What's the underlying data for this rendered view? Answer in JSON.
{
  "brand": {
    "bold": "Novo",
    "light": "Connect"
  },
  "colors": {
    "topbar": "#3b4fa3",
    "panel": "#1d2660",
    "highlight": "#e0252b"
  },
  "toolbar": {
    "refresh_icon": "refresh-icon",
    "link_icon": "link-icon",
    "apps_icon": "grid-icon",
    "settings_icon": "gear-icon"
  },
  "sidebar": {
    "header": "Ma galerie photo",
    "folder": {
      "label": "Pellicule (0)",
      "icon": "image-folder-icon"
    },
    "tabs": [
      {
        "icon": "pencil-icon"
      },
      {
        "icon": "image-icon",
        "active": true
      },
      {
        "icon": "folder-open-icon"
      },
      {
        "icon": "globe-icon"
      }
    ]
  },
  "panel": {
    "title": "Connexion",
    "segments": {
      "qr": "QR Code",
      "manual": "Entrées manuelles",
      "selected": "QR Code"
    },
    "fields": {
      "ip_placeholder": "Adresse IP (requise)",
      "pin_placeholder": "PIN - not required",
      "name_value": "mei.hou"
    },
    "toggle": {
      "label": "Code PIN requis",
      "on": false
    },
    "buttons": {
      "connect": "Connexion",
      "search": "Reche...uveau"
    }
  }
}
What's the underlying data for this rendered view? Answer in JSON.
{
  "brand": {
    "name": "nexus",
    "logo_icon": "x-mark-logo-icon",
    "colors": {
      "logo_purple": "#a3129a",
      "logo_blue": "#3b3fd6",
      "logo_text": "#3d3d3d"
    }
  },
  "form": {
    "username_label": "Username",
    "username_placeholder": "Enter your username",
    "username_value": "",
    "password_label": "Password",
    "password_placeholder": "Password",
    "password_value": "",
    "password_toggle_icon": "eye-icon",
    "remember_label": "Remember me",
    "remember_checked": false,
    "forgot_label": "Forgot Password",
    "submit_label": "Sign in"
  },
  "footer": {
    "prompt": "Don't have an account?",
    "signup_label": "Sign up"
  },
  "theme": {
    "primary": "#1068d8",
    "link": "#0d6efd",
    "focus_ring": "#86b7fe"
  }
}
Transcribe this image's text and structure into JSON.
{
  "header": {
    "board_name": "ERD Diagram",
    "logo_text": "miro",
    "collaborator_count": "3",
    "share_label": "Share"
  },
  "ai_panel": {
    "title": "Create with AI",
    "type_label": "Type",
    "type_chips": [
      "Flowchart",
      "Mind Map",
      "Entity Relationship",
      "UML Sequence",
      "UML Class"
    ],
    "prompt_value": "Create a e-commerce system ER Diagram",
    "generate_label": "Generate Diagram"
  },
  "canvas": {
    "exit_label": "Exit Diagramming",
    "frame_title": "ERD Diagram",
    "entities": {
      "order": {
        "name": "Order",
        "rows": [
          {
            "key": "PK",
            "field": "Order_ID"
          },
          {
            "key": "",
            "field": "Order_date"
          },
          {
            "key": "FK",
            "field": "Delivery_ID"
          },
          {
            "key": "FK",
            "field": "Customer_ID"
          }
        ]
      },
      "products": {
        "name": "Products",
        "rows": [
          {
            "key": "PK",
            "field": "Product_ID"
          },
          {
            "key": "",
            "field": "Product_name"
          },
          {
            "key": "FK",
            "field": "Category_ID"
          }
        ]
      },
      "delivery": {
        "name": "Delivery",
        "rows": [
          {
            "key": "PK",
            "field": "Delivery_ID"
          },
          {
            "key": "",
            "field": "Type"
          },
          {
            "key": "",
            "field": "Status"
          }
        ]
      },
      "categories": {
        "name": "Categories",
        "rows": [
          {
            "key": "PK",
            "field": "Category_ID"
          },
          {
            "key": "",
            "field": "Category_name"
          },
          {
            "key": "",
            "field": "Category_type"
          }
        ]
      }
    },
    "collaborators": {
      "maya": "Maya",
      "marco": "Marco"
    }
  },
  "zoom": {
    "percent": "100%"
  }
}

▶ [Work to complete]: Read through the lines above and collect those that contain the string "Code".

▶ [The solution]:
      "qr": "QR Code",
      "selected": "QR Code"
      "label": "Code PIN requis",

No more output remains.